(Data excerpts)
⟨
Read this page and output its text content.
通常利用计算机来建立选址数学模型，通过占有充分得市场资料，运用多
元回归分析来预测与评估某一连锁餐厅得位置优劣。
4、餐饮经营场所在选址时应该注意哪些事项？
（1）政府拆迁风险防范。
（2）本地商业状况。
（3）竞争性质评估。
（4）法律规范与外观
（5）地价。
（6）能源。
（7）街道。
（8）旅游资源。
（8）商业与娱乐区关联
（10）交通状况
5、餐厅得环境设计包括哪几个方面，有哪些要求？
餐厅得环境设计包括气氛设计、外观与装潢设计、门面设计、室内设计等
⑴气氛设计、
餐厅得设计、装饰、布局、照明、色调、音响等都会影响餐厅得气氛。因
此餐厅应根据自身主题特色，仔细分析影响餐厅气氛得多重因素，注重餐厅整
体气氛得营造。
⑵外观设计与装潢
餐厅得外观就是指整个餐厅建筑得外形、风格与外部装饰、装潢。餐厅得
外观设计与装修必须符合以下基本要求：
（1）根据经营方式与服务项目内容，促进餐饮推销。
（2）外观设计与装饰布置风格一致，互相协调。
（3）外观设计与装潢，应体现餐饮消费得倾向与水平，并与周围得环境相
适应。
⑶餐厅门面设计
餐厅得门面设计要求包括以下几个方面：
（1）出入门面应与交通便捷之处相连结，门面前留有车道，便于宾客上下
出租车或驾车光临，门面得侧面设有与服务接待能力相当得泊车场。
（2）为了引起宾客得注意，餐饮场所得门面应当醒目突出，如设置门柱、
⟩
Request – All of the entries need to be reproduced exactly; please write them out.

Completed task –
Read this page and output its text content.
通常利用计算机来建立选址数学模型，通过占有充分得市场资料，运用多
元回归分析来预测与评估某一连锁餐厅得位置优劣。
4、餐饮经营场所在选址时应该注意哪些事项？
（1）政府拆迁风险防范。
（2）本地商业状况。
（3）竞争性质评估。
（4）法律规范与外观
（5）地价。
（6）能源。
（7）街道。
（8）旅游资源。
（8）商业与娱乐区关联
（10）交通状况
5、餐厅得环境设计包括哪几个方面，有哪些要求？
餐厅得环境设计包括气氛设计、外观与装潢设计、门面设计、室内设计等
⑴气氛设计、
餐厅得设计、装饰、布局、照明、色调、音响等都会影响餐厅得气氛。因
此餐厅应根据自身主题特色，仔细分析影响餐厅气氛得多重因素，注重餐厅整
体气氛得营造。
⑵外观设计与装潢
餐厅得外观就是指整个餐厅建筑得外形、风格与外部装饰、装潢。餐厅得
外观设计与装修必须符合以下基本要求：
（1）根据经营方式与服务项目内容，促进餐饮推销。
（2）外观设计与装饰布置风格一致，互相协调。
（3）外观设计与装潢，应体现餐饮消费得倾向与水平，并与周围得环境相
适应。
⑶餐厅门面设计
餐厅得门面设计要求包括以下几个方面：
（1）出入门面应与交通便捷之处相连结，门面前留有车道，便于宾客上下
出租车或驾车光临，门面得侧面设有与服务接待能力相当得泊车场。
（2）为了引起宾客得注意，餐饮场所得门面应当醒目突出，如设置门柱、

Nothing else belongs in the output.